Data records
== == ==

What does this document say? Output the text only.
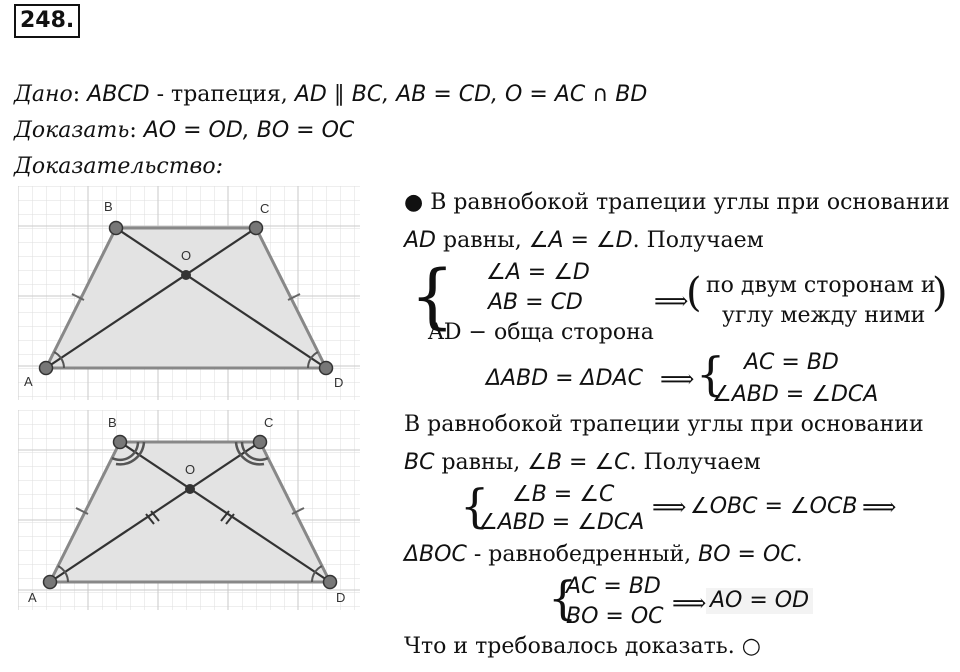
248.
Дано: ABCD - трапеция, AD ∥ BC, AB = CD, O = AC ∩ BD
Доказать: AO = OD, BO = OC
Доказательство:
A
B	C
D
O
A
B	C
D
O
● В равнобокой трапеции углы при основании
AD равны, ∠A = ∠D. Получаем
{ ∠A = ∠D
AB = CD
AD − обща сторона
⟹
( по двум сторонам и
углу между ними )
ΔABD = ΔDAC ⟹ { AC = BD
∠ABD = ∠DCA
В равнобокой трапеции углы при основании
BC равны, ∠B = ∠C. Получаем
{ ∠B = ∠C
∠ABD = ∠DCA
⟹ ∠OBC = ∠OCB ⟹
ΔBOC - равнобедренный, BO = OC.
{
AC = BD
BO = OC ⟹ AO = OD
Что и требовалось доказать. ○
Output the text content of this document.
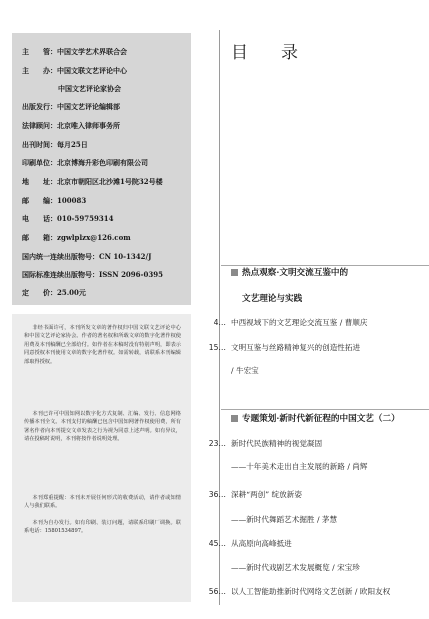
主　　管：中国文学艺术界联合会
主　　办：中国文联文艺评论中心
中国文艺评论家协会
出版发行：中国文艺评论编辑部
法律顾问：北京唯入律师事务所
出刊时间：每月25日
印刷单位：北京博海升彩色印刷有限公司
地　　址：北京市朝阳区北沙滩1号院32号楼
邮　　编：100083
电　　话：010-59759314
邮　　箱：zgwlplzx@126.com
国内统一连续出版物号：CN 10-1342/J
国际标准连续出版物号：ISSN 2096-0395
定　　价：25.00元

非经书面许可，本刊所发文章的著作权归中国文联文艺评论中心和中国文艺评论家协会。作者的著名权和所载文章的数字化著作权使用费及本刊稿酬已全部给付。如作者在本稿时没有特别声明，即表示同意授权本刊使用文章的数字化著作权。如需转载，请联系本刊编辑部取得授权。

本刊已许可中国知网以数字化方式复制、汇编、发行、信息网络传播本刊全文。本刊支付的稿酬已包含中国知网著作权使用费，所有署名作者向本刊提交文章发表之行为视为同意上述声明。如有异议，请在投稿时说明，本刊将按作者说明处理。

本刊郑重提醒：本刊未开展任何形式的收费活动，请作者或知情人与我们联系。

本刊为自办发行。如有印刷、装订问题，请联系印刷厂调换。联系电话：15801534897。

目　录
热点观察·文明交流互鉴中的
文艺理论与实践
4… 中西视域下的文艺理论交流互鉴 / 曹顺庆
15… 文明互鉴与丝路精神复兴的创造性拓进
/ 牛宏宝
专题策划·新时代新征程的中国文艺（二）
23… 新时代民族精神的视觉凝固
——十年美术走出自主发展的新路 / 尚辉
36… 深耕“两创” 绽放新姿
——新时代舞蹈艺术掘胜 / 茅慧
45… 从高原向高峰抵进
——新时代戏剧艺术发展概览 / 宋宝珍
56… 以人工智能助推新时代网络文艺创新 / 欧阳友权
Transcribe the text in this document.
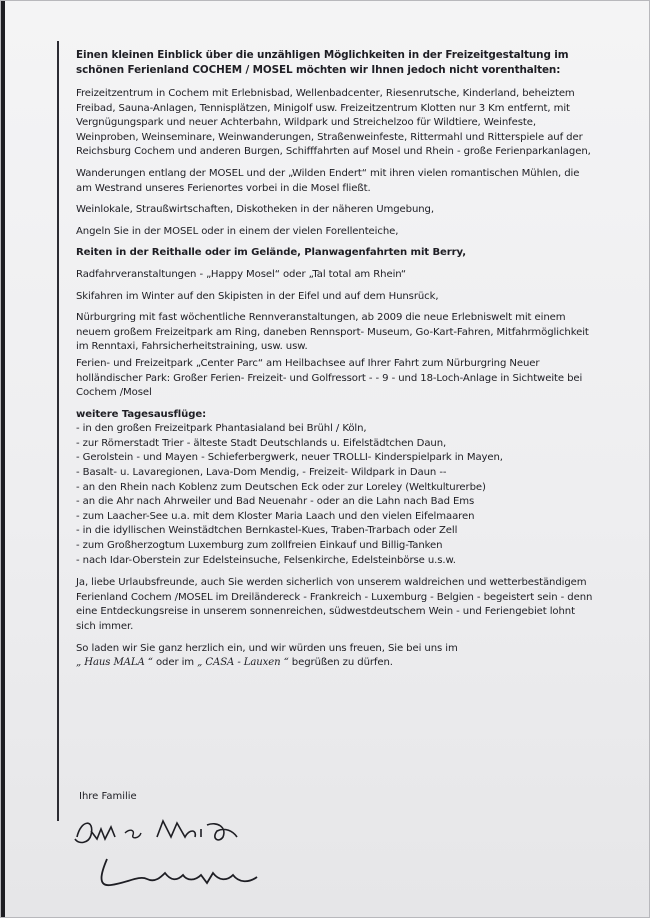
Einen kleinen Einblick über die unzähligen Möglichkeiten in der Freizeitgestaltung im schönen Ferienland COCHEM / MOSEL möchten wir Ihnen jedoch nicht vorenthalten:

Freizeitzentrum in Cochem mit Erlebnisbad, Wellenbadcenter, Riesenrutsche, Kinderland, beheiztem Freibad, Sauna-Anlagen, Tennisplätzen, Minigolf usw. Freizeitzentrum Klotten nur 3 Km entfernt, mit Vergnügungspark und neuer Achterbahn, Wildpark und Streichelzoo für Wildtiere, Weinfeste, Weinproben, Weinseminare, Weinwanderungen, Straßenweinfeste, Rittermahl und Ritterspiele auf der Reichsburg Cochem und anderen Burgen, Schifffahrten auf Mosel und Rhein - große Ferienparkanlagen,

Wanderungen entlang der MOSEL und der „Wilden Endert“ mit ihren vielen romantischen Mühlen, die am Westrand unseres Ferienortes vorbei in die Mosel fließt.

Weinlokale, Straußwirtschaften, Diskotheken in der näheren Umgebung,

Angeln Sie in der MOSEL oder in einem der vielen Forellenteiche,

Reiten in der Reithalle oder im Gelände, Planwagenfahrten mit Berry,

Radfahrveranstaltungen - „Happy Mosel“ oder „Tal total am Rhein“

Skifahren im Winter auf den Skipisten in der Eifel und auf dem Hunsrück,

Nürburgring mit fast wöchentliche Rennveranstaltungen, ab 2009 die neue Erlebniswelt mit einem neuem großem Freizeitpark am Ring, daneben Rennsport- Museum, Go-Kart-Fahren, Mitfahrmöglichkeit im Renntaxi, Fahrsicherheitstraining, usw. usw.

Ferien- und Freizeitpark „Center Parc“ am Heilbachsee auf Ihrer Fahrt zum Nürburgring Neuer holländischer Park: Großer Ferien- Freizeit- und Golfressort - - 9 - und 18-Loch-Anlage in Sichtweite bei Cochem /Mosel

weitere Tagesausflüge:
- in den großen Freizeitpark Phantasialand bei Brühl / Köln,
- zur Römerstadt Trier - älteste Stadt Deutschlands u. Eifelstädtchen Daun,
- Gerolstein - und Mayen - Schieferbergwerk, neuer TROLLI- Kinderspielpark in Mayen,
- Basalt- u. Lavaregionen, Lava-Dom Mendig, - Freizeit- Wildpark in Daun --
- an den Rhein nach Koblenz zum Deutschen Eck oder zur Loreley (Weltkulturerbe)
- an die Ahr nach Ahrweiler und Bad Neuenahr - oder an die Lahn nach Bad Ems
- zum Laacher-See u.a. mit dem Kloster Maria Laach und den vielen Eifelmaaren
- in die idyllischen Weinstädtchen Bernkastel-Kues, Traben-Trarbach oder Zell
- zum Großherzogtum Luxemburg zum zollfreien Einkauf und Billig-Tanken
- nach Idar-Oberstein zur Edelsteinsuche, Felsenkirche, Edelsteinbörse u.s.w.

Ja, liebe Urlaubsfreunde, auch Sie werden sicherlich von unserem waldreichen und wetterbeständigem Ferienland Cochem /MOSEL im Dreiländereck - Frankreich - Luxemburg - Belgien - begeistert sein - denn eine Entdeckungsreise in unserem sonnenreichen, südwestdeutschem Wein - und Feriengebiet lohnt sich immer.

So laden wir Sie ganz herzlich ein, und wir würden uns freuen, Sie bei uns im
„ Haus MALA “ oder im „ CASA - Lauxen “ begrüßen zu dürfen.

Ihre Familie
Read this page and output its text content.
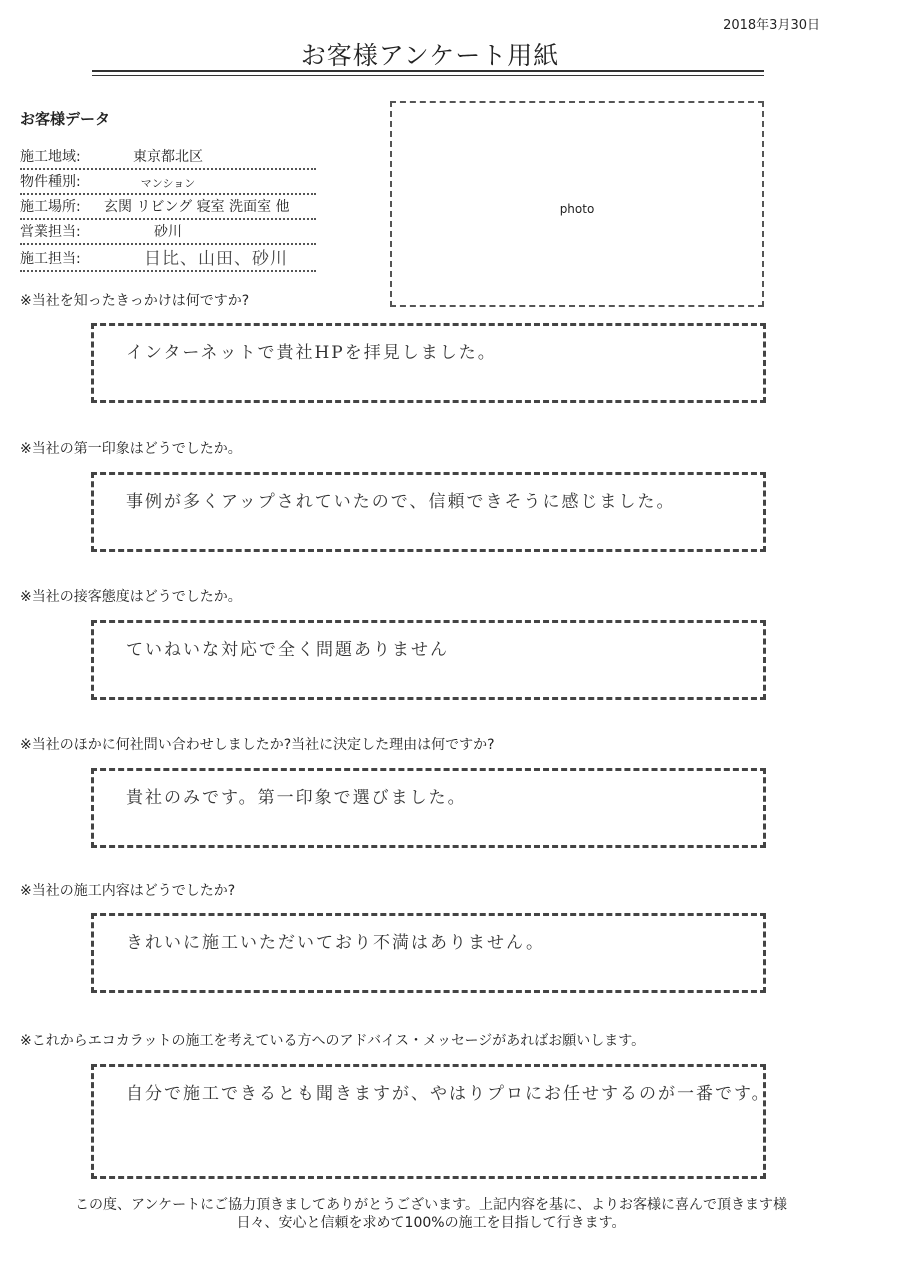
2018年3月30日
お客様アンケート用紙
お客様データ
施工地域:	東京都北区
物件種別:	マンション
施工場所: 玄関 リビング 寝室 洗面室 他
営業担当:	砂川
施工担当:	日比、山田、砂川
photo
※当社を知ったきっかけは何ですか?
インターネットで貴社HPを拝見しました。
※当社の第一印象はどうでしたか。
事例が多くアップされていたので、信頼できそうに感じました。
※当社の接客態度はどうでしたか。
ていねいな対応で全く問題ありません
※当社のほかに何社問い合わせしましたか?当社に決定した理由は何ですか?
貴社のみです。第一印象で選びました。
※当社の施工内容はどうでしたか?
きれいに施工いただいており不満はありません。
※これからエコカラットの施工を考えている方へのアドバイス・メッセージがあればお願いします。
自分で施工できるとも聞きますが、やはりプロにお任せするのが一番です。
この度、アンケートにご協力頂きましてありがとうございます。上記内容を基に、よりお客様に喜んで頂きます様
日々、安心と信頼を求めて100%の施工を目指して行きます。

== == ==

● Problem to solve: Repeat verbatim all the material, but not the pictures.

● The reply:
What does this document say? Output the text only.
248.
Дано: ABCD - трапеция, AD ∥ BC, AB = CD, O = AC ∩ BD
Доказать: AO = OD, BO = OC
Доказательство:
A
B	C
D
O
A
B	C
D
O
● В равнобокой трапеции углы при основании
AD равны, ∠A = ∠D. Получаем
{ ∠A = ∠D
AB = CD
AD − обща сторона
⟹
( по двум сторонам и
углу между ними )
ΔABD = ΔDAC ⟹ { AC = BD
∠ABD = ∠DCA
В равнобокой трапеции углы при основании
BC равны, ∠B = ∠C. Получаем
{ ∠B = ∠C
∠ABD = ∠DCA
⟹ ∠OBC = ∠OCB ⟹
ΔBOC - равнобедренный, BO = OC.
{
AC = BD
BO = OC ⟹ AO = OD
Что и требовалось доказать. ○
Output the text content of this document.
主　　管：中国文学艺术界联合会
主　　办：中国文联文艺评论中心
中国文艺评论家协会
出版发行：中国文艺评论编辑部
法律顾问：北京唯入律师事务所
出刊时间：每月25日
印刷单位：北京博海升彩色印刷有限公司
地　　址：北京市朝阳区北沙滩1号院32号楼
邮　　编：100083
电　　话：010-59759314
邮　　箱：zgwlplzx@126.com
国内统一连续出版物号：CN 10-1342/J
国际标准连续出版物号：ISSN 2096-0395
定　　价：25.00元

非经书面许可，本刊所发文章的著作权归中国文联文艺评论中心和中国文艺评论家协会。作者的著名权和所载文章的数字化著作权使用费及本刊稿酬已全部给付。如作者在本稿时没有特别声明，即表示同意授权本刊使用文章的数字化著作权。如需转载，请联系本刊编辑部取得授权。

本刊已许可中国知网以数字化方式复制、汇编、发行、信息网络传播本刊全文。本刊支付的稿酬已包含中国知网著作权使用费，所有署名作者向本刊提交文章发表之行为视为同意上述声明。如有异议，请在投稿时说明，本刊将按作者说明处理。

本刊郑重提醒：本刊未开展任何形式的收费活动，请作者或知情人与我们联系。

本刊为自办发行。如有印刷、装订问题，请联系印刷厂调换。联系电话：15801534897。

目　录
热点观察·文明交流互鉴中的
文艺理论与实践
4… 中西视域下的文艺理论交流互鉴 / 曹顺庆
15… 文明互鉴与丝路精神复兴的创造性拓进
/ 牛宏宝
专题策划·新时代新征程的中国文艺（二）
23… 新时代民族精神的视觉凝固
——十年美术走出自主发展的新路 / 尚辉
36… 深耕“两创” 绽放新姿
——新时代舞蹈艺术掘胜 / 茅慧
45… 从高原向高峰抵进
——新时代戏剧艺术发展概览 / 宋宝珍
56… 以人工智能助推新时代网络文艺创新 / 欧阳友权
Transcribe the text in this document.
Einen kleinen Einblick über die unzähligen Möglichkeiten in der Freizeitgestaltung im schönen Ferienland COCHEM / MOSEL möchten wir Ihnen jedoch nicht vorenthalten:

Freizeitzentrum in Cochem mit Erlebnisbad, Wellenbadcenter, Riesenrutsche, Kinderland, beheiztem Freibad, Sauna-Anlagen, Tennisplätzen, Minigolf usw. Freizeitzentrum Klotten nur 3 Km entfernt, mit Vergnügungspark und neuer Achterbahn, Wildpark und Streichelzoo für Wildtiere, Weinfeste, Weinproben, Weinseminare, Weinwanderungen, Straßenweinfeste, Rittermahl und Ritterspiele auf der Reichsburg Cochem und anderen Burgen, Schifffahrten auf Mosel und Rhein - große Ferienparkanlagen,

Wanderungen entlang der MOSEL und der „Wilden Endert“ mit ihren vielen romantischen Mühlen, die am Westrand unseres Ferienortes vorbei in die Mosel fließt.

Weinlokale, Straußwirtschaften, Diskotheken in der näheren Umgebung,

Angeln Sie in der MOSEL oder in einem der vielen Forellenteiche,

Reiten in der Reithalle oder im Gelände, Planwagenfahrten mit Berry,

Radfahrveranstaltungen - „Happy Mosel“ oder „Tal total am Rhein“

Skifahren im Winter auf den Skipisten in der Eifel und auf dem Hunsrück,

Nürburgring mit fast wöchentliche Rennveranstaltungen, ab 2009 die neue Erlebniswelt mit einem neuem großem Freizeitpark am Ring, daneben Rennsport- Museum, Go-Kart-Fahren, Mitfahrmöglichkeit im Renntaxi, Fahrsicherheitstraining, usw. usw.

Ferien- und Freizeitpark „Center Parc“ am Heilbachsee auf Ihrer Fahrt zum Nürburgring Neuer holländischer Park: Großer Ferien- Freizeit- und Golfressort - - 9 - und 18-Loch-Anlage in Sichtweite bei Cochem /Mosel

weitere Tagesausflüge:
- in den großen Freizeitpark Phantasialand bei Brühl / Köln,
- zur Römerstadt Trier - älteste Stadt Deutschlands u. Eifelstädtchen Daun,
- Gerolstein - und Mayen - Schieferbergwerk, neuer TROLLI- Kinderspielpark in Mayen,
- Basalt- u. Lavaregionen, Lava-Dom Mendig, - Freizeit- Wildpark in Daun --
- an den Rhein nach Koblenz zum Deutschen Eck oder zur Loreley (Weltkulturerbe)
- an die Ahr nach Ahrweiler und Bad Neuenahr - oder an die Lahn nach Bad Ems
- zum Laacher-See u.a. mit dem Kloster Maria Laach und den vielen Eifelmaaren
- in die idyllischen Weinstädtchen Bernkastel-Kues, Traben-Trarbach oder Zell
- zum Großherzogtum Luxemburg zum zollfreien Einkauf und Billig-Tanken
- nach Idar-Oberstein zur Edelsteinsuche, Felsenkirche, Edelsteinbörse u.s.w.

Ja, liebe Urlaubsfreunde, auch Sie werden sicherlich von unserem waldreichen und wetterbeständigem Ferienland Cochem /MOSEL im Dreiländereck - Frankreich - Luxemburg - Belgien - begeistert sein - denn eine Entdeckungsreise in unserem sonnenreichen, südwestdeutschem Wein - und Feriengebiet lohnt sich immer.

So laden wir Sie ganz herzlich ein, und wir würden uns freuen, Sie bei uns im
„ Haus MALA “ oder im „ CASA - Lauxen “ begrüßen zu dürfen.

Ihre Familie
Read this page and output its text content.
2018年3月30日
お客様アンケート用紙
お客様データ
施工地域:	東京都北区
物件種別:	マンション
施工場所: 玄関 リビング 寝室 洗面室 他
営業担当:	砂川
施工担当:	日比、山田、砂川
photo
※当社を知ったきっかけは何ですか?
インターネットで貴社HPを拝見しました。
※当社の第一印象はどうでしたか。
事例が多くアップされていたので、信頼できそうに感じました。
※当社の接客態度はどうでしたか。
ていねいな対応で全く問題ありません
※当社のほかに何社問い合わせしましたか?当社に決定した理由は何ですか?
貴社のみです。第一印象で選びました。
※当社の施工内容はどうでしたか?
きれいに施工いただいており不満はありません。
※これからエコカラットの施工を考えている方へのアドバイス・メッセージがあればお願いします。
自分で施工できるとも聞きますが、やはりプロにお任せするのが一番です。
この度、アンケートにご協力頂きましてありがとうございます。上記内容を基に、よりお客様に喜んで頂きます様
日々、安心と信頼を求めて100%の施工を目指して行きます。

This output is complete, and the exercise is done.